• Input data

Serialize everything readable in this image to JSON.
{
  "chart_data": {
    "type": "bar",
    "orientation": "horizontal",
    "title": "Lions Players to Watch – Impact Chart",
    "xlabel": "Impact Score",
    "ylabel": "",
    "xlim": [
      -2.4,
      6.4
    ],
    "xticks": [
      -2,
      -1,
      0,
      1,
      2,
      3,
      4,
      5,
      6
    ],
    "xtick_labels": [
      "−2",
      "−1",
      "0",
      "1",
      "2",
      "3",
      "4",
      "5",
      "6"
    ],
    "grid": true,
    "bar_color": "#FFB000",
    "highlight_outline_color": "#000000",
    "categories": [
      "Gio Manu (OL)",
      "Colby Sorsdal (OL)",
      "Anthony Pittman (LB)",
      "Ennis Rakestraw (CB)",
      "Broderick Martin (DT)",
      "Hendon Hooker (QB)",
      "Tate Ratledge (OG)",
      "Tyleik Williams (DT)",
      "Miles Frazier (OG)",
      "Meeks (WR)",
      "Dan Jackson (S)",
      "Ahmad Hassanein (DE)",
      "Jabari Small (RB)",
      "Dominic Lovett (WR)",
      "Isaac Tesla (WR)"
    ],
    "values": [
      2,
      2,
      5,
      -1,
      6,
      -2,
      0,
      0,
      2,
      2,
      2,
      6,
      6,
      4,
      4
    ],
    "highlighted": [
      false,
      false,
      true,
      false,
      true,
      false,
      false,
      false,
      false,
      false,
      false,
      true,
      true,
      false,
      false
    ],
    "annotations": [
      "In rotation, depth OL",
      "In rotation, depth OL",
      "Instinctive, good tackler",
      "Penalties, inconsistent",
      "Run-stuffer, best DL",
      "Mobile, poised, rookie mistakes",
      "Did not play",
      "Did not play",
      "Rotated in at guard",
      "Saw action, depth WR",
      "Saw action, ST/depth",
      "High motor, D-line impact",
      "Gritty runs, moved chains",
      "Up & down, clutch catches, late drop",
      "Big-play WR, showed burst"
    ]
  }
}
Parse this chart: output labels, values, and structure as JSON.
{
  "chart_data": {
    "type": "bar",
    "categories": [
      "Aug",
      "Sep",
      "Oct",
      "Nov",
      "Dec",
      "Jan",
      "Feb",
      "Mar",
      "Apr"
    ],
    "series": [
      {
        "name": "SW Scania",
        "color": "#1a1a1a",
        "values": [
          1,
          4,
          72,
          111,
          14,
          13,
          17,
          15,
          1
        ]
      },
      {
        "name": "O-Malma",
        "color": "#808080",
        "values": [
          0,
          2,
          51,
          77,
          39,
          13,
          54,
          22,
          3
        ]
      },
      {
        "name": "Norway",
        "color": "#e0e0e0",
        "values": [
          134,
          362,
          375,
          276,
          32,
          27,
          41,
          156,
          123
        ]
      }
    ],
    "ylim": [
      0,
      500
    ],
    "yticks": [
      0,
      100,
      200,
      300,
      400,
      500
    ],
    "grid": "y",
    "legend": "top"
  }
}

• Work instructions
Copy all the records above exactly, missing none.

• Task output
Serialize everything readable in this image to JSON.
{
  "chart_data": {
    "type": "bar",
    "orientation": "horizontal",
    "title": "Lions Players to Watch – Impact Chart",
    "xlabel": "Impact Score",
    "ylabel": "",
    "xlim": [
      -2.4,
      6.4
    ],
    "xticks": [
      -2,
      -1,
      0,
      1,
      2,
      3,
      4,
      5,
      6
    ],
    "xtick_labels": [
      "−2",
      "−1",
      "0",
      "1",
      "2",
      "3",
      "4",
      "5",
      "6"
    ],
    "grid": true,
    "bar_color": "#FFB000",
    "highlight_outline_color": "#000000",
    "categories": [
      "Gio Manu (OL)",
      "Colby Sorsdal (OL)",
      "Anthony Pittman (LB)",
      "Ennis Rakestraw (CB)",
      "Broderick Martin (DT)",
      "Hendon Hooker (QB)",
      "Tate Ratledge (OG)",
      "Tyleik Williams (DT)",
      "Miles Frazier (OG)",
      "Meeks (WR)",
      "Dan Jackson (S)",
      "Ahmad Hassanein (DE)",
      "Jabari Small (RB)",
      "Dominic Lovett (WR)",
      "Isaac Tesla (WR)"
    ],
    "values": [
      2,
      2,
      5,
      -1,
      6,
      -2,
      0,
      0,
      2,
      2,
      2,
      6,
      6,
      4,
      4
    ],
    "highlighted": [
      false,
      false,
      true,
      false,
      true,
      false,
      false,
      false,
      false,
      false,
      false,
      true,
      true,
      false,
      false
    ],
    "annotations": [
      "In rotation, depth OL",
      "In rotation, depth OL",
      "Instinctive, good tackler",
      "Penalties, inconsistent",
      "Run-stuffer, best DL",
      "Mobile, poised, rookie mistakes",
      "Did not play",
      "Did not play",
      "Rotated in at guard",
      "Saw action, depth WR",
      "Saw action, ST/depth",
      "High motor, D-line impact",
      "Gritty runs, moved chains",
      "Up & down, clutch catches, late drop",
      "Big-play WR, showed burst"
    ]
  }
}
Parse this chart: output labels, values, and structure as JSON.
{
  "chart_data": {
    "type": "bar",
    "categories": [
      "Aug",
      "Sep",
      "Oct",
      "Nov",
      "Dec",
      "Jan",
      "Feb",
      "Mar",
      "Apr"
    ],
    "series": [
      {
        "name": "SW Scania",
        "color": "#1a1a1a",
        "values": [
          1,
          4,
          72,
          111,
          14,
          13,
          17,
          15,
          1
        ]
      },
      {
        "name": "O-Malma",
        "color": "#808080",
        "values": [
          0,
          2,
          51,
          77,
          39,
          13,
          54,
          22,
          3
        ]
      },
      {
        "name": "Norway",
        "color": "#e0e0e0",
        "values": [
          134,
          362,
          375,
          276,
          32,
          27,
          41,
          156,
          123
        ]
      }
    ],
    "ylim": [
      0,
      500
    ],
    "yticks": [
      0,
      100,
      200,
      300,
      400,
      500
    ],
    "grid": "y",
    "legend": "top"
  }
}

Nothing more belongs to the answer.